Required actions →
[A] Decide whether each statement agrees with the Spark encryption passage. Answer yes or no for each, and quote the deciding words of the passage exactly. (i) Decrypting a value relies on a remote call to the service that encrypted it. (ii) Adding more executors always improves performance. (iii) The test dataset came from the public data source "Citi Bike NYC".
[B] Take the Spark encryption passage further, writing on from its final sentence.

Quoted passage →
To decrypt data, a similar process is employed however since no private key information can leave the Key Vault or Managed HSM, each value to be decrypted relies on a remote call to service that was used to encrypt it.

Important: Before you begin

This sample code and contained classes are designed to give you a starting point of how you would accomplish these cryptographic operations using Spark. Note that these are just starting points; this code is not designed ot be run in production. Things like proper exception handling and tests would still need to be provided.

Core Components

  • A Managed Spark Environment, such as:
    • Azure Databricks
    • Azure Synapse Spark Pools
  • An Azure Cryptographic Tool, either:
    • Azure Key Vault
    • Azure Managed HSM
  • Network Connectivity between your Spark compute engine and the chosen Cryptographic tool
  • An Azure Service Principal

Performance

Spark UDFs can be costly in terms of performance, as this is a a scalar operation designed to run on each value in a dataset/dataframe. Therefore, it's important that any UDF-based approach be designed to scale with the nature of Spark. By extending the UDF API (https://spark.apache.org/docs/3.1.3/api/java/org/apache/spark/sql/api/java/UDF2.html), you can make sure that your data can processed in parallel. That said, your normal Spark performance considerations apply:

  • How is your data partitioned?
  • Will data need to be shuffled?
  • More executors do not always equal more performance, as the more workers you have the more work your driver has to manage
  • Since decryption operations require a call per value to the given cryptographic provider, latency can also be a factor, as well as API limits (see below)

To provide a baseline of what kind of performance you can expect, this solution was tested using Azure Databricks under different cluster sizes and compute SKUs. It was also tested against Azure Key Vault and Azure Managed HSM against different record set sizes of 100, 500, 5000, 50000, and 500000 rows, with average runtimes graphed and charted below.

Provider Compute SKU Cores Per Worker Memory (GB) Worker Nodes 100 500 5000 50000 500000
AKV DS3_v2 4 14 4 16.5s 18.8s 36.71s 277.2s 2610.6s
AKV DS4_v2 8 28 6 10.38s 11.72s 31.1s 259.8s 2389.8s
AKV DS13_v2 8 56 8 8.36s 14.2s 29.04s 220.2s 2279.4s
AKV D4ads_v5 4 16 4 11.73s 12.85s 33.9s 256.8s 2565s
HSM DS3_v2 4 14 4 7.45s 13.85s 16.25s 48.85s 398.4s
HSM DS4_v2 8 28 6 8.92s 11s 13.35s 45.59s 397.2s
HSM DS13_v2 8 56 8 8.8s 10.85s 11.7s 50.49s 601.8s
HSM D4ads_v5 4 16 4 7.34s 9.52s 15.28s 48.29s 453.6s

Spark UDF Performance Against Key Vault and Managed HSM

Data Source: This data was compiled using a 500,000 row dataset from the public data source "Citi Bike NYC" (https://citibikenyc.com/system-data), partitioned by the column "Started At" cast as a date (from datetime). Multiple runs across the different vault services, compute SKUs, and worker counts were run multiple times arrive at median times.

Recorded data →
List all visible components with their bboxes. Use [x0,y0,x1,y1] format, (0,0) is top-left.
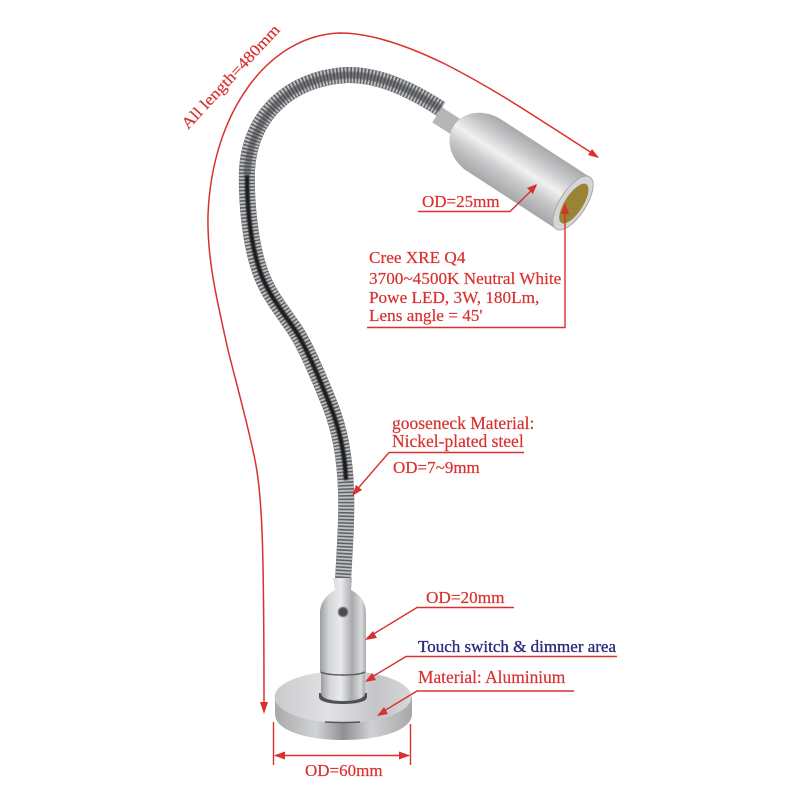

Task results →
[A]
(i) Yes: "each value to be decrypted relies on a remote call to service that was used to encrypt it"
(ii) No: "More executors do not always equal more performance"
(iii) Yes: "a 500,000 row dataset from the public data source "Citi Bike NYC""

[B]
Cost

Azure Key Vault and Managed HSM charge per 10,000 cryptographic operations. Cryptographic operations can be viewed here: https://learn.microsoft.com/en-us/azure/key-vault/keys/about-keys-details#key-operations. For more detailed pricing of the different services in these offerings, please refer to the Azure Key Vault pricing details here: https://azure.microsoft.com/en-us/pricing/details/key-vault/

Deploying This Solution

Creating a Service Principal and Assign Permissions

This solution relies on the DefaultAzureCredentialBuilder class of the Azure Identity Java SDK (https://learn.microsoft.com/en-us/java/api/com.azure.identity.defaultazurecredentialbuilder?view=azure-java-stable) to authenticate to Azure Key Vault / Azure Managed HSM resources for cryptographic operations, specfically the use of environment variables (https://learn.microsoft.com/en-us/java/api/com.azure.identity.environmentcredential?view=azure-java-stable). Before getting started you should create a service principal and a client secret. Note these values down after you create them. More details can be found here: https://learn.microsoft.com/en-us/azure/active-directory/develop/howto-create-service-principal-portal

Once you have your service principal created, you will need to apply an access policy or RBAC role for the principal. The required operations of this example that you should provide are:

  • Get Key
  • List Keys
  • Encrypt
  • Decrypt

For Managed HSM, you should give the principal the following role:

  • Managed HSM Crypto User

Compiling the JAR

The included src folder and .pom file should have everything you need to get started with this example. This sample solutiuon takes dependancies on the com.azure.identity.* and com.azure.security.keyvault.keys.cryptography.* libraries.

Adding the JAR/Classes to your Classpath

Once compiled, you will need to provide the JAR to your Java classpath. This will vary depending on where you are planning to use Spark. For more detailed information about making your JARs available in various Azure managed Spark environments, please refer to the following documentation:

Configure your Spark Environment Variables

Next, you'll need to add your environment variables for your service principal. This will vary depending on your platform. In the end, the following environment variables need to be set:

  • AZURE_TENANT_ID (Your Azure Tenant ID)
  • AZURE_CLIENT_ID (Your Service Principal Client Id)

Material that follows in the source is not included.